» **To do**
Keep only the lines of the listing that include the word "content", and copy them.
**** Data for processing ****
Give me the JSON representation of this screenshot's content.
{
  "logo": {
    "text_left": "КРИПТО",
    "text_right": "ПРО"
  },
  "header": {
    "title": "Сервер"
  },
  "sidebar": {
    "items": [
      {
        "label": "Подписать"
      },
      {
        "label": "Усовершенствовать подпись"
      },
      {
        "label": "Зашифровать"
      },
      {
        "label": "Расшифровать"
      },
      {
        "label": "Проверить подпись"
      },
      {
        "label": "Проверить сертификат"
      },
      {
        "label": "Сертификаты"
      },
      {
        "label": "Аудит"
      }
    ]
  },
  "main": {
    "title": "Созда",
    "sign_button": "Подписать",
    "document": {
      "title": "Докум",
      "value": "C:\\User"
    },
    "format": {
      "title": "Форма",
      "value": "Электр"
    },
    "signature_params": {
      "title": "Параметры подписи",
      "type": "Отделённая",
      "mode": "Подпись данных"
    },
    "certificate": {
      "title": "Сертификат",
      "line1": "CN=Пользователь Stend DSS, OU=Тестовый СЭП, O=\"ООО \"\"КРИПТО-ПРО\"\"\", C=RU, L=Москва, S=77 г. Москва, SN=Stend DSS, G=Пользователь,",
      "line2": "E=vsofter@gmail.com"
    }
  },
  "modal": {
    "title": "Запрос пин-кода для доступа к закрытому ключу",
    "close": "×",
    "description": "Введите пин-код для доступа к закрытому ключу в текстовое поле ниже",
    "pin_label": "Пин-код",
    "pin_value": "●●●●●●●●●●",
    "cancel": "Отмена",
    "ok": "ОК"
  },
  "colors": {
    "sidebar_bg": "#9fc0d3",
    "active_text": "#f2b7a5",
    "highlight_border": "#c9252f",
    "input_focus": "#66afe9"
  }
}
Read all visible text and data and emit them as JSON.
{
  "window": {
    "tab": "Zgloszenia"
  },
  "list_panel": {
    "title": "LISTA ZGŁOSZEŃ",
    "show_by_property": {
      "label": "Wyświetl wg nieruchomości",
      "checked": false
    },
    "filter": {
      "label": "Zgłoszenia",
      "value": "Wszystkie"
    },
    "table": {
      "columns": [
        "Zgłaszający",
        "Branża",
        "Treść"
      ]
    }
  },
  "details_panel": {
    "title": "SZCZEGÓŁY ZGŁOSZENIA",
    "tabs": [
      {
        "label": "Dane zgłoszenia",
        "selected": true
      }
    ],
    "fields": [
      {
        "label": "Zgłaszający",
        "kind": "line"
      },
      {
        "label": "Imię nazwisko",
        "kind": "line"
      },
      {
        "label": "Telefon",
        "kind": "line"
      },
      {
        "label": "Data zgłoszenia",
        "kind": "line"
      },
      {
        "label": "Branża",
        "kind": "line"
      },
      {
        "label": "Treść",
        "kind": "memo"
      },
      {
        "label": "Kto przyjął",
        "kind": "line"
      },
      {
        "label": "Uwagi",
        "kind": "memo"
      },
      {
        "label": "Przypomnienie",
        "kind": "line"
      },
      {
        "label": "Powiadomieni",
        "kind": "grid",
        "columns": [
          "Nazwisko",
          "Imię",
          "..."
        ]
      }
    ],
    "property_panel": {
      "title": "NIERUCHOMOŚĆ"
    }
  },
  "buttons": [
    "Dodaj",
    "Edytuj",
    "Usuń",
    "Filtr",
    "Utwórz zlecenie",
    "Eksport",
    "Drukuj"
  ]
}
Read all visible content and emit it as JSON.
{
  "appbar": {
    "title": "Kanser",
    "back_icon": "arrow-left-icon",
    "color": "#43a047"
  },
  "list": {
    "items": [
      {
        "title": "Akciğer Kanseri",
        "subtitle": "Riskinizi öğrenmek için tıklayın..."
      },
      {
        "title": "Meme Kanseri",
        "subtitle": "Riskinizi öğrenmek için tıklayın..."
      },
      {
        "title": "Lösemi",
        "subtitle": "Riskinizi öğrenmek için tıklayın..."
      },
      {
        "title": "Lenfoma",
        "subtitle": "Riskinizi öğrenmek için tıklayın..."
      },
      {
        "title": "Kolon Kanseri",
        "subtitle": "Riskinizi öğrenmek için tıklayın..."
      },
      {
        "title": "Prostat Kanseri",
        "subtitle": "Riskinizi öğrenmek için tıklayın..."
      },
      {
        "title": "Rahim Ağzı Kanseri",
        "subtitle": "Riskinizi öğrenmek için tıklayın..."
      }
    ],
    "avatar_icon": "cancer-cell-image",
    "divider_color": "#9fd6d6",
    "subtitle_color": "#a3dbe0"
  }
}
****
» **Written solution**
Give me the JSON representation of this screenshot's content.
Read all visible content and emit it as JSON.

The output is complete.